-- Start of Records for the task --

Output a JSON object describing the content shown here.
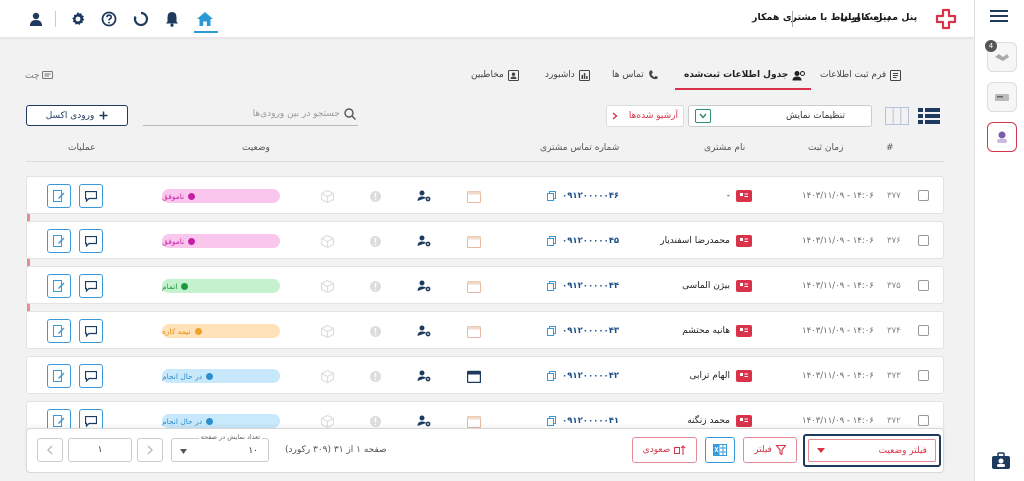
{
  "header": {
    "title": "پنل مدیریت ارتباط با مشتری همکار",
    "brand": "پناه کاویان",
    "colors": {
      "accent": "#d8334a",
      "primary": "#3a9ad9",
      "navy": "#1e3a5f"
    }
  },
  "tabs": [
    {
      "label": "فرم ثبت اطلاعات",
      "icon": "form-icon"
    },
    {
      "label": "جدول اطلاعات ثبت‌شده",
      "icon": "users-icon",
      "active": true
    },
    {
      "label": "تماس ها",
      "icon": "phone-icon"
    },
    {
      "label": "داشبورد",
      "icon": "chart-icon"
    },
    {
      "label": "مخاطبین",
      "icon": "contact-icon"
    }
  ],
  "chat_label": "چت",
  "toolbar": {
    "display_settings": "تنظیمات نمایش",
    "archived": "آرشیو شده‌ها",
    "search_placeholder": "جستجو در بین ورودی‌ها",
    "excel_button": "ورودی اکسل"
  },
  "table": {
    "headers": {
      "index": "#",
      "time": "زمان ثبت",
      "name": "نام مشتری",
      "phone": "شماره تماس مشتری",
      "status": "وضعیت",
      "ops": "عملیات"
    },
    "rows": [
      {
        "id": "۳۷۷",
        "time": "۱۴۰۳/۱۱/۰۹ - ۱۴:۰۶",
        "name": "-",
        "phone": "۰۹۱۲۰۰۰۰۰۴۶",
        "status": "ناموفق",
        "status_type": "fail"
      },
      {
        "id": "۳۷۶",
        "time": "۱۴۰۳/۱۱/۰۹ - ۱۴:۰۶",
        "name": "محمدرضا اسفندیار",
        "phone": "۰۹۱۲۰۰۰۰۰۴۵",
        "status": "ناموفق",
        "status_type": "fail"
      },
      {
        "id": "۳۷۵",
        "time": "۱۴۰۳/۱۱/۰۹ - ۱۴:۰۶",
        "name": "بیژن الماسی",
        "phone": "۰۹۱۲۰۰۰۰۰۴۴",
        "status": "اتمام",
        "status_type": "done"
      },
      {
        "id": "۳۷۴",
        "time": "۱۴۰۳/۱۱/۰۹ - ۱۴:۰۶",
        "name": "هانیه محتشم",
        "phone": "۰۹۱۲۰۰۰۰۰۴۳",
        "status": "نیمه کاره",
        "status_type": "half"
      },
      {
        "id": "۳۷۳",
        "time": "۱۴۰۳/۱۱/۰۹ - ۱۴:۰۶",
        "name": "الهام ترابی",
        "phone": "۰۹۱۲۰۰۰۰۰۴۲",
        "status": "در حال انجام",
        "status_type": "progress"
      },
      {
        "id": "۳۷۲",
        "time": "۱۴۰۳/۱۱/۰۹ - ۱۴:۰۶",
        "name": "محمد زنگنه",
        "phone": "۰۹۱۲۰۰۰۰۰۴۱",
        "status": "در حال انجام",
        "status_type": "progress"
      }
    ]
  },
  "footer": {
    "status_filter": "فیلتر وضعیت",
    "filter": "فیلتر",
    "sort": "صعودی",
    "page_info": "صفحه ۱ از ۳۱ (۳۰۹ رکورد)",
    "per_page_label": "تعداد نمایش در صفحه",
    "per_page_value": "۱۰",
    "page_input": "۱"
  }
}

-- End of Records for the task --

Set task: Each record above must be returned exactly as written, with its pictures omitted.

Answer for the task:
Output a JSON object describing the content shown here.
{
  "header": {
    "title": "پنل مدیریت ارتباط با مشتری همکار",
    "brand": "پناه کاویان",
    "colors": {
      "accent": "#d8334a",
      "primary": "#3a9ad9",
      "navy": "#1e3a5f"
    }
  },
  "tabs": [
    {
      "label": "فرم ثبت اطلاعات",
      "icon": "form-icon"
    },
    {
      "label": "جدول اطلاعات ثبت‌شده",
      "icon": "users-icon",
      "active": true
    },
    {
      "label": "تماس ها",
      "icon": "phone-icon"
    },
    {
      "label": "داشبورد",
      "icon": "chart-icon"
    },
    {
      "label": "مخاطبین",
      "icon": "contact-icon"
    }
  ],
  "chat_label": "چت",
  "toolbar": {
    "display_settings": "تنظیمات نمایش",
    "archived": "آرشیو شده‌ها",
    "search_placeholder": "جستجو در بین ورودی‌ها",
    "excel_button": "ورودی اکسل"
  },
  "table": {
    "headers": {
      "index": "#",
      "time": "زمان ثبت",
      "name": "نام مشتری",
      "phone": "شماره تماس مشتری",
      "status": "وضعیت",
      "ops": "عملیات"
    },
    "rows": [
      {
        "id": "۳۷۷",
        "time": "۱۴۰۳/۱۱/۰۹ - ۱۴:۰۶",
        "name": "-",
        "phone": "۰۹۱۲۰۰۰۰۰۴۶",
        "status": "ناموفق",
        "status_type": "fail"
      },
      {
        "id": "۳۷۶",
        "time": "۱۴۰۳/۱۱/۰۹ - ۱۴:۰۶",
        "name": "محمدرضا اسفندیار",
        "phone": "۰۹۱۲۰۰۰۰۰۴۵",
        "status": "ناموفق",
        "status_type": "fail"
      },
      {
        "id": "۳۷۵",
        "time": "۱۴۰۳/۱۱/۰۹ - ۱۴:۰۶",
        "name": "بیژن الماسی",
        "phone": "۰۹۱۲۰۰۰۰۰۴۴",
        "status": "اتمام",
        "status_type": "done"
      },
      {
        "id": "۳۷۴",
        "time": "۱۴۰۳/۱۱/۰۹ - ۱۴:۰۶",
        "name": "هانیه محتشم",
        "phone": "۰۹۱۲۰۰۰۰۰۴۳",
        "status": "نیمه کاره",
        "status_type": "half"
      },
      {
        "id": "۳۷۳",
        "time": "۱۴۰۳/۱۱/۰۹ - ۱۴:۰۶",
        "name": "الهام ترابی",
        "phone": "۰۹۱۲۰۰۰۰۰۴۲",
        "status": "در حال انجام",
        "status_type": "progress"
      },
      {
        "id": "۳۷۲",
        "time": "۱۴۰۳/۱۱/۰۹ - ۱۴:۰۶",
        "name": "محمد زنگنه",
        "phone": "۰۹۱۲۰۰۰۰۰۴۱",
        "status": "در حال انجام",
        "status_type": "progress"
      }
    ]
  },
  "footer": {
    "status_filter": "فیلتر وضعیت",
    "filter": "فیلتر",
    "sort": "صعودی",
    "page_info": "صفحه ۱ از ۳۱ (۳۰۹ رکورد)",
    "per_page_label": "تعداد نمایش در صفحه",
    "per_page_value": "۱۰",
    "page_input": "۱"
  }
}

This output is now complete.